> _Request_
Scan the listing below. Report each line that includes "color".

Raw records:
______
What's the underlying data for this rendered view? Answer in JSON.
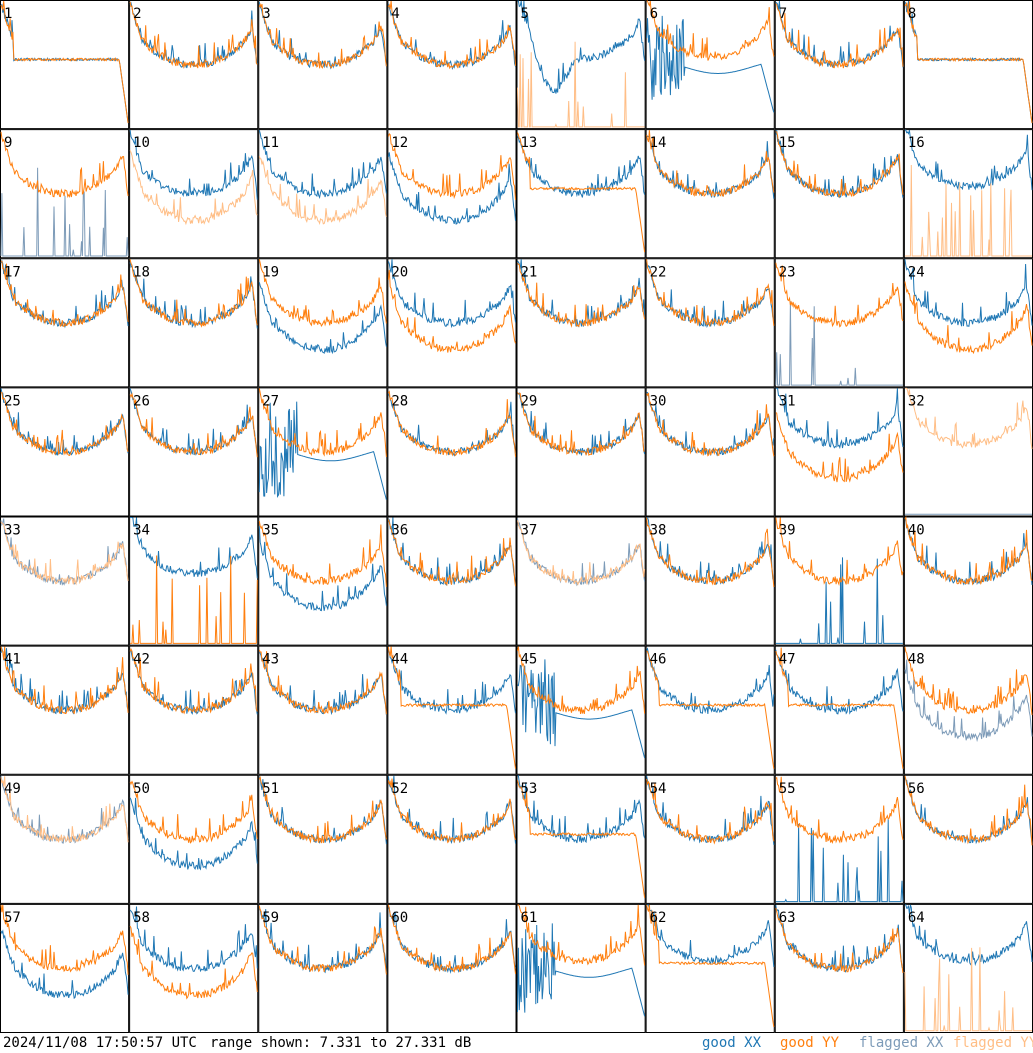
{
  "chart_data": {
    "type": "line",
    "title": "",
    "range_text": "range shown: 7.331 to 27.331 dB",
    "ylim": [
      7.331,
      27.331
    ],
    "grid": {
      "rows": 8,
      "cols": 8
    },
    "timestamp": "2024/11/08 17:50:57 UTC",
    "legend": {
      "placement": "bottom-right",
      "entries": [
        {
          "key": "good_xx",
          "label": "good XX",
          "color": "#1f77b4"
        },
        {
          "key": "good_yy",
          "label": "good YY",
          "color": "#ff7f0e"
        },
        {
          "key": "flagged_xx",
          "label": "flagged XX",
          "color": "#7d9bb8"
        },
        {
          "key": "flagged_yy",
          "label": "flagged YY",
          "color": "#ffbe86"
        }
      ]
    },
    "panels": [
      {
        "label": "1",
        "xx": "good",
        "yy": "good",
        "xx_shape": "drop",
        "yy_shape": "drop"
      },
      {
        "label": "2",
        "xx": "good",
        "yy": "good",
        "xx_shape": "normal",
        "yy_shape": "normal"
      },
      {
        "label": "3",
        "xx": "good",
        "yy": "good",
        "xx_shape": "normal",
        "yy_shape": "normal"
      },
      {
        "label": "4",
        "xx": "good",
        "yy": "good",
        "xx_shape": "normal",
        "yy_shape": "normal"
      },
      {
        "label": "5",
        "xx": "good",
        "yy": "flagged",
        "xx_shape": "highdip",
        "yy_shape": "spikes"
      },
      {
        "label": "6",
        "xx": "good",
        "yy": "good",
        "xx_shape": "deepdip",
        "yy_shape": "high"
      },
      {
        "label": "7",
        "xx": "good",
        "yy": "good",
        "xx_shape": "normal",
        "yy_shape": "normal"
      },
      {
        "label": "8",
        "xx": "good",
        "yy": "good",
        "xx_shape": "drop",
        "yy_shape": "drop"
      },
      {
        "label": "9",
        "xx": "flagged",
        "yy": "good",
        "xx_shape": "spikes",
        "yy_shape": "normal"
      },
      {
        "label": "10",
        "xx": "good",
        "yy": "flagged",
        "xx_shape": "normal",
        "yy_shape": "low"
      },
      {
        "label": "11",
        "xx": "good",
        "yy": "flagged",
        "xx_shape": "normal",
        "yy_shape": "low"
      },
      {
        "label": "12",
        "xx": "good",
        "yy": "good",
        "xx_shape": "low",
        "yy_shape": "normal"
      },
      {
        "label": "13",
        "xx": "good",
        "yy": "good",
        "xx_shape": "normal",
        "yy_shape": "drop"
      },
      {
        "label": "14",
        "xx": "good",
        "yy": "good",
        "xx_shape": "normal",
        "yy_shape": "normal"
      },
      {
        "label": "15",
        "xx": "good",
        "yy": "good",
        "xx_shape": "normal",
        "yy_shape": "normal"
      },
      {
        "label": "16",
        "xx": "good",
        "yy": "flagged",
        "xx_shape": "high",
        "yy_shape": "spikes"
      },
      {
        "label": "17",
        "xx": "good",
        "yy": "good",
        "xx_shape": "normal",
        "yy_shape": "normal"
      },
      {
        "label": "18",
        "xx": "good",
        "yy": "good",
        "xx_shape": "normal",
        "yy_shape": "normal"
      },
      {
        "label": "19",
        "xx": "good",
        "yy": "good",
        "xx_shape": "low",
        "yy_shape": "normal"
      },
      {
        "label": "20",
        "xx": "good",
        "yy": "good",
        "xx_shape": "normal",
        "yy_shape": "low"
      },
      {
        "label": "21",
        "xx": "good",
        "yy": "good",
        "xx_shape": "normal",
        "yy_shape": "normal"
      },
      {
        "label": "22",
        "xx": "good",
        "yy": "good",
        "xx_shape": "normal",
        "yy_shape": "normal"
      },
      {
        "label": "23",
        "xx": "flagged",
        "yy": "good",
        "xx_shape": "spikes",
        "yy_shape": "normal"
      },
      {
        "label": "24",
        "xx": "good",
        "yy": "good",
        "xx_shape": "normal",
        "yy_shape": "low"
      },
      {
        "label": "25",
        "xx": "good",
        "yy": "good",
        "xx_shape": "normal",
        "yy_shape": "normal"
      },
      {
        "label": "26",
        "xx": "good",
        "yy": "good",
        "xx_shape": "normal",
        "yy_shape": "normal"
      },
      {
        "label": "27",
        "xx": "good",
        "yy": "good",
        "xx_shape": "deepdip",
        "yy_shape": "normal"
      },
      {
        "label": "28",
        "xx": "good",
        "yy": "good",
        "xx_shape": "normal",
        "yy_shape": "normal"
      },
      {
        "label": "29",
        "xx": "good",
        "yy": "good",
        "xx_shape": "normal",
        "yy_shape": "normal"
      },
      {
        "label": "30",
        "xx": "good",
        "yy": "good",
        "xx_shape": "normal",
        "yy_shape": "normal"
      },
      {
        "label": "31",
        "xx": "good",
        "yy": "good",
        "xx_shape": "high",
        "yy_shape": "low"
      },
      {
        "label": "32",
        "xx": "flagged",
        "yy": "flagged",
        "xx_shape": "flat0",
        "yy_shape": "high"
      },
      {
        "label": "33",
        "xx": "flagged",
        "yy": "flagged",
        "xx_shape": "normal",
        "yy_shape": "normal"
      },
      {
        "label": "34",
        "xx": "good",
        "yy": "good",
        "xx_shape": "high",
        "yy_shape": "spikes"
      },
      {
        "label": "35",
        "xx": "good",
        "yy": "good",
        "xx_shape": "low",
        "yy_shape": "normal"
      },
      {
        "label": "36",
        "xx": "good",
        "yy": "good",
        "xx_shape": "normal",
        "yy_shape": "normal"
      },
      {
        "label": "37",
        "xx": "flagged",
        "yy": "flagged",
        "xx_shape": "normal",
        "yy_shape": "normal"
      },
      {
        "label": "38",
        "xx": "good",
        "yy": "good",
        "xx_shape": "normal",
        "yy_shape": "normal"
      },
      {
        "label": "39",
        "xx": "good",
        "yy": "good",
        "xx_shape": "spikes",
        "yy_shape": "normal"
      },
      {
        "label": "40",
        "xx": "good",
        "yy": "good",
        "xx_shape": "normal",
        "yy_shape": "normal"
      },
      {
        "label": "41",
        "xx": "good",
        "yy": "good",
        "xx_shape": "normal",
        "yy_shape": "normal"
      },
      {
        "label": "42",
        "xx": "good",
        "yy": "good",
        "xx_shape": "normal",
        "yy_shape": "normal"
      },
      {
        "label": "43",
        "xx": "good",
        "yy": "good",
        "xx_shape": "normal",
        "yy_shape": "normal"
      },
      {
        "label": "44",
        "xx": "good",
        "yy": "good",
        "xx_shape": "normal",
        "yy_shape": "drop"
      },
      {
        "label": "45",
        "xx": "good",
        "yy": "good",
        "xx_shape": "deepdip",
        "yy_shape": "normal"
      },
      {
        "label": "46",
        "xx": "good",
        "yy": "good",
        "xx_shape": "normal",
        "yy_shape": "drop"
      },
      {
        "label": "47",
        "xx": "good",
        "yy": "good",
        "xx_shape": "normal",
        "yy_shape": "drop"
      },
      {
        "label": "48",
        "xx": "flagged",
        "yy": "good",
        "xx_shape": "low",
        "yy_shape": "normal"
      },
      {
        "label": "49",
        "xx": "flagged",
        "yy": "flagged",
        "xx_shape": "normal",
        "yy_shape": "normal"
      },
      {
        "label": "50",
        "xx": "good",
        "yy": "good",
        "xx_shape": "low",
        "yy_shape": "normal"
      },
      {
        "label": "51",
        "xx": "good",
        "yy": "good",
        "xx_shape": "normal",
        "yy_shape": "normal"
      },
      {
        "label": "52",
        "xx": "good",
        "yy": "good",
        "xx_shape": "normal",
        "yy_shape": "normal"
      },
      {
        "label": "53",
        "xx": "good",
        "yy": "good",
        "xx_shape": "normal",
        "yy_shape": "drop"
      },
      {
        "label": "54",
        "xx": "good",
        "yy": "good",
        "xx_shape": "normal",
        "yy_shape": "normal"
      },
      {
        "label": "55",
        "xx": "good",
        "yy": "good",
        "xx_shape": "spikes",
        "yy_shape": "normal"
      },
      {
        "label": "56",
        "xx": "good",
        "yy": "good",
        "xx_shape": "normal",
        "yy_shape": "normal"
      },
      {
        "label": "57",
        "xx": "good",
        "yy": "good",
        "xx_shape": "low",
        "yy_shape": "normal"
      },
      {
        "label": "58",
        "xx": "good",
        "yy": "good",
        "xx_shape": "normal",
        "yy_shape": "low"
      },
      {
        "label": "59",
        "xx": "good",
        "yy": "good",
        "xx_shape": "normal",
        "yy_shape": "normal"
      },
      {
        "label": "60",
        "xx": "good",
        "yy": "good",
        "xx_shape": "normal",
        "yy_shape": "normal"
      },
      {
        "label": "61",
        "xx": "good",
        "yy": "good",
        "xx_shape": "deepdip",
        "yy_shape": "high"
      },
      {
        "label": "62",
        "xx": "good",
        "yy": "good",
        "xx_shape": "high",
        "yy_shape": "drop"
      },
      {
        "label": "63",
        "xx": "good",
        "yy": "good",
        "xx_shape": "normal",
        "yy_shape": "normal"
      },
      {
        "label": "64",
        "xx": "good",
        "yy": "flagged",
        "xx_shape": "high",
        "yy_shape": "spikes"
      }
    ]
  }
}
______
> _Result of the task_
          "color": "#1f77b4"
          "color": "#ff7f0e"
          "color": "#7d9bb8"
          "color": "#ffbe86"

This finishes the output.